== EXTRACTED RECORDS ==
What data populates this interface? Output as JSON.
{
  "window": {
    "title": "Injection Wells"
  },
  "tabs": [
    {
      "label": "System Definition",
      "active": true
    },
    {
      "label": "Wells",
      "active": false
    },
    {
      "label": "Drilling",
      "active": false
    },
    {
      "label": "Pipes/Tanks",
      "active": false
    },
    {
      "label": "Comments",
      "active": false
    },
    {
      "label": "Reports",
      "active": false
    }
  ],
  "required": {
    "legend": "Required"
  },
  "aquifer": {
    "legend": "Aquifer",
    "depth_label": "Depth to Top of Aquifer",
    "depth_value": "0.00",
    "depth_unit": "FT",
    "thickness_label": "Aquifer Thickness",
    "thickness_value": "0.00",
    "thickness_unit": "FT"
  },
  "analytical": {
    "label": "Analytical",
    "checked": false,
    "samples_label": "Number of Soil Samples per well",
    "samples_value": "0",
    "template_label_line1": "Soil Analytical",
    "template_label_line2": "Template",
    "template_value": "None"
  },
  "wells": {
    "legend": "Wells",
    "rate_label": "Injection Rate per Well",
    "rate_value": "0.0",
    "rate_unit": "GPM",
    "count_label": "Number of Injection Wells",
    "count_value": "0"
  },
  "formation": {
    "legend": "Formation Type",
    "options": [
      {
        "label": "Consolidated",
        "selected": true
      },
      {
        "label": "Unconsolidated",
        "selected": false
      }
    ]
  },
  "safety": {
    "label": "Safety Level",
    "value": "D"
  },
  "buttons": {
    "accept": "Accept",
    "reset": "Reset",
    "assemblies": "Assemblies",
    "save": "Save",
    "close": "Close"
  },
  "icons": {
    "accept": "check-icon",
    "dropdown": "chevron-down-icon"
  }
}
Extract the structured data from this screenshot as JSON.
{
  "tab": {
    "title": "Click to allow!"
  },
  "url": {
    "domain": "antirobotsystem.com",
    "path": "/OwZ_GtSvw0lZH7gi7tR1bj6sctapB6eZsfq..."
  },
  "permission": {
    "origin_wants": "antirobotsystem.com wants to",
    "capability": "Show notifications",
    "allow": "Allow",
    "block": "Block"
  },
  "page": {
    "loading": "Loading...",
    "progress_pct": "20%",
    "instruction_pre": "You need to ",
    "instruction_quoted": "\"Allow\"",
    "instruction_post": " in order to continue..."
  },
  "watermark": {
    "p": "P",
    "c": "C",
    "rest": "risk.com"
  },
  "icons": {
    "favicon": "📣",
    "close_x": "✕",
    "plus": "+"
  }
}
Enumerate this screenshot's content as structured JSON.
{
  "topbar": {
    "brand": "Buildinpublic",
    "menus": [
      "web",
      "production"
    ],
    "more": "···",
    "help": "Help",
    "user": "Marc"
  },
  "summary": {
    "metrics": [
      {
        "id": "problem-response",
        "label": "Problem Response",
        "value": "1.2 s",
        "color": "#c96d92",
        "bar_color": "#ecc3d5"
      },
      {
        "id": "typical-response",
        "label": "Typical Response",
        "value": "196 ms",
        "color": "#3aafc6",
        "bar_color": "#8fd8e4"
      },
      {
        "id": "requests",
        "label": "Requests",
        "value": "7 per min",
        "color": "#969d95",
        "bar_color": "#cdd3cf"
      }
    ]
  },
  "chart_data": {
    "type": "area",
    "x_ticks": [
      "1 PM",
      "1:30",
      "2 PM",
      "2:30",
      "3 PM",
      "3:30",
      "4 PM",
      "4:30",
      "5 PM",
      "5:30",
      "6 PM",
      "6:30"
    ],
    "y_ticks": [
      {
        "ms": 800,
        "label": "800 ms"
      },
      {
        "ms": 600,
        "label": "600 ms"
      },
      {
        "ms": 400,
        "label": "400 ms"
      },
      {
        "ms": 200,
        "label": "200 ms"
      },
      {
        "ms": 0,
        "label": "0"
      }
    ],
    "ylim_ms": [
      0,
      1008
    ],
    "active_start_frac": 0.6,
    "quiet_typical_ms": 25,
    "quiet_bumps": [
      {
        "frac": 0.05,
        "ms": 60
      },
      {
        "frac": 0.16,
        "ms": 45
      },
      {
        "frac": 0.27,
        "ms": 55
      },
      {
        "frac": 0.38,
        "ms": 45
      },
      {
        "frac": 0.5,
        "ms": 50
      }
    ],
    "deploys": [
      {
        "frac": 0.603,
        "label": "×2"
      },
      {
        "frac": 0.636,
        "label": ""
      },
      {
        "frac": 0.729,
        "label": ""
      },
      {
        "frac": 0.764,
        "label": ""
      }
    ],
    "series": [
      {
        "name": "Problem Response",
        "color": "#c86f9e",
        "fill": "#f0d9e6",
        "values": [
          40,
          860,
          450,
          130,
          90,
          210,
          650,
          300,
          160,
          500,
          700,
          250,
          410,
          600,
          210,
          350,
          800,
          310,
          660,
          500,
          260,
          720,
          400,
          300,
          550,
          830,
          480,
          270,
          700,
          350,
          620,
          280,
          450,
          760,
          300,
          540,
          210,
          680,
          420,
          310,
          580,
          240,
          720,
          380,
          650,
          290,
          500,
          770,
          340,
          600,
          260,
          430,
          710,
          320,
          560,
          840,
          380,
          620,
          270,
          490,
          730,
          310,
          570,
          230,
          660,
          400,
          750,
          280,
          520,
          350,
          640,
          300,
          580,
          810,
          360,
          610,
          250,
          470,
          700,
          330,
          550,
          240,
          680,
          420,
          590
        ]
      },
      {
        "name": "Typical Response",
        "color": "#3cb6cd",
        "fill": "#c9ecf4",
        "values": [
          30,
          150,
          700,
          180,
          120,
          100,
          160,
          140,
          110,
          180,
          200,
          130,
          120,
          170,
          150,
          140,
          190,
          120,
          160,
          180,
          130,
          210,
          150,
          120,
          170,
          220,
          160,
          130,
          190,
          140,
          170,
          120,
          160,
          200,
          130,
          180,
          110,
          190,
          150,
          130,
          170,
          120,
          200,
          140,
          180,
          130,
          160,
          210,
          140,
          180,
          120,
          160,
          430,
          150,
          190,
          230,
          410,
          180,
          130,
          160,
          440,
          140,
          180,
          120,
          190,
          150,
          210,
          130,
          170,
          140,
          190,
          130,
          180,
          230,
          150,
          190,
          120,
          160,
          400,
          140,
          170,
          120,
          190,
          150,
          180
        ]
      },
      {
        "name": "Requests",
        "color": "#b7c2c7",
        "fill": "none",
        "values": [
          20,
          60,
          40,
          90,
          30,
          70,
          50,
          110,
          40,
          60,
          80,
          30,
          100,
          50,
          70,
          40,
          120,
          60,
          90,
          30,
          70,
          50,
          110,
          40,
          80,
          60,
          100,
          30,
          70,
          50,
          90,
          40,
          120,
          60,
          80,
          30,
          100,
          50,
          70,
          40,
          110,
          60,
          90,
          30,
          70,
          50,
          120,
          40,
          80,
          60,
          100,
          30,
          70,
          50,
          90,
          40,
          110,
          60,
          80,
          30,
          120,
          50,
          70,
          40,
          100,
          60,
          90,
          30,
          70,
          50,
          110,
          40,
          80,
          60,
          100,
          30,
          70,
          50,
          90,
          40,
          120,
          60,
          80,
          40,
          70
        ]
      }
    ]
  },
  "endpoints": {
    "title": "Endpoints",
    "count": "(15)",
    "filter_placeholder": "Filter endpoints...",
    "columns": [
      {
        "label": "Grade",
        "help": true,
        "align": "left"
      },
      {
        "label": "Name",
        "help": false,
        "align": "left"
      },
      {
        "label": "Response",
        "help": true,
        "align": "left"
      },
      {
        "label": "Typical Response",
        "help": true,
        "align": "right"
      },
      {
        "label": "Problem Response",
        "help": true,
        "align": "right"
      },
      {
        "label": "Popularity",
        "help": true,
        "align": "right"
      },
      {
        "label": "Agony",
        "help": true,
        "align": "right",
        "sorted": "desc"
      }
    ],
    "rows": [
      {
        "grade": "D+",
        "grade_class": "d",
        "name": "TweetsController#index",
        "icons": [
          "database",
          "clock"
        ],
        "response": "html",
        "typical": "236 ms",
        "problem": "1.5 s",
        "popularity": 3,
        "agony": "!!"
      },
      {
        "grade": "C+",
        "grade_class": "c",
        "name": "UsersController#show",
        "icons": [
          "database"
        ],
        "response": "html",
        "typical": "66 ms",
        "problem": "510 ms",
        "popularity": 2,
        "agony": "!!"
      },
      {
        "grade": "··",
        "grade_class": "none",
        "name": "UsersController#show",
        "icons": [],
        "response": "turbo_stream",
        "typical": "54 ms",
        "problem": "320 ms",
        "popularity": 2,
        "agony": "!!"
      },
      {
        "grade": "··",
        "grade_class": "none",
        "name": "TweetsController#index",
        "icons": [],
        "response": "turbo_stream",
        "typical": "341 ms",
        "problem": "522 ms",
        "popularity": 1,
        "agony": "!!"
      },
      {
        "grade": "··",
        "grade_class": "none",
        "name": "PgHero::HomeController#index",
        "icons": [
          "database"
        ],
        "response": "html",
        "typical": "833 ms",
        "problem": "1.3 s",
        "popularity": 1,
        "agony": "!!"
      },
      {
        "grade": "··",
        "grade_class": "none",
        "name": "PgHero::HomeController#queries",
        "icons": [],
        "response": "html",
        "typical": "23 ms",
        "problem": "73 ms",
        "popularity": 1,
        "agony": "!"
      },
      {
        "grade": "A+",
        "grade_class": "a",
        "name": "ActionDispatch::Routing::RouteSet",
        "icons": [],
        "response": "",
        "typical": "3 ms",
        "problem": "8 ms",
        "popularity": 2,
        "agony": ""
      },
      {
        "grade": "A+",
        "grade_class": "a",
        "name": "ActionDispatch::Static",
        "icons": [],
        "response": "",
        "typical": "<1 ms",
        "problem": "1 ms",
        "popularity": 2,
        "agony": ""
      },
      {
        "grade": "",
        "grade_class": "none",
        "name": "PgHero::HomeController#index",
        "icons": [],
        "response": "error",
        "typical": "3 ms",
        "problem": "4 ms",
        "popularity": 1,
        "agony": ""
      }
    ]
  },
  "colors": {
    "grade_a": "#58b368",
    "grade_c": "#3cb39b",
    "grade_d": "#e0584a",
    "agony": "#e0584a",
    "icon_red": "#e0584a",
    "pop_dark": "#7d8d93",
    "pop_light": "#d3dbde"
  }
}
===
=== GIVEN EXERCISE ===
In the records above, collect each line with "ActionDispatch".

=== TASK RESPONSE ===
        "name": "ActionDispatch::Routing::RouteSet",
        "name": "ActionDispatch::Static",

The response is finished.